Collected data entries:
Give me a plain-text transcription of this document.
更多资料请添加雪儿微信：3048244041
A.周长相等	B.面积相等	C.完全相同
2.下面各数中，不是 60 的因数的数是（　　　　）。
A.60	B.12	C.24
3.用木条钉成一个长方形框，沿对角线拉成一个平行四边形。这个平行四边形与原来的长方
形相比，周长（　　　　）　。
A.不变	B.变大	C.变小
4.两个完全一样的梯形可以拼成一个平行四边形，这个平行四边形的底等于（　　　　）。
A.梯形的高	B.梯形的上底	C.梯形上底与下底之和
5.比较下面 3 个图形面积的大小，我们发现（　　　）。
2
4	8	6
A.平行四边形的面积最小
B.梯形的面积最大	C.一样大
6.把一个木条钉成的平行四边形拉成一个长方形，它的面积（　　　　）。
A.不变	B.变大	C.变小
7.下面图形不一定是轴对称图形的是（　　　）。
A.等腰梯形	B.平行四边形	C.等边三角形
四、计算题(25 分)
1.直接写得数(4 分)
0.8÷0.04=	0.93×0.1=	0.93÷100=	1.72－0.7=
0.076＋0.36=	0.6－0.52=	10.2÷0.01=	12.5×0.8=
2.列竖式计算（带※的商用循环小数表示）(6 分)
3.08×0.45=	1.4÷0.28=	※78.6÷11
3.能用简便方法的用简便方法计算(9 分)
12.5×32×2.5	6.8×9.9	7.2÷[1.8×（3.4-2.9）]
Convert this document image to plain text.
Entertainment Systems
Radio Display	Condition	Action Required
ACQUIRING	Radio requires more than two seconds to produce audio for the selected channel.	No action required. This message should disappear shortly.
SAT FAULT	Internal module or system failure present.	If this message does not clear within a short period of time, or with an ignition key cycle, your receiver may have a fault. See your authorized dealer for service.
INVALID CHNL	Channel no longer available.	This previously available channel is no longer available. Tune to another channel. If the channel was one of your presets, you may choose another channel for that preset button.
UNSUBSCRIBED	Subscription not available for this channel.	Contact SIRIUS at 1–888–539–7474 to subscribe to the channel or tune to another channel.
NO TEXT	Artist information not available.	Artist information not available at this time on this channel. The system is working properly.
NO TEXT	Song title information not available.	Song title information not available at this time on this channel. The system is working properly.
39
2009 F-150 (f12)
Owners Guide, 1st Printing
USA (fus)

* [Stated problem]: Reply with the number of lines in the data that include the string "properly" and nothing else.

* [Worked solution]: 2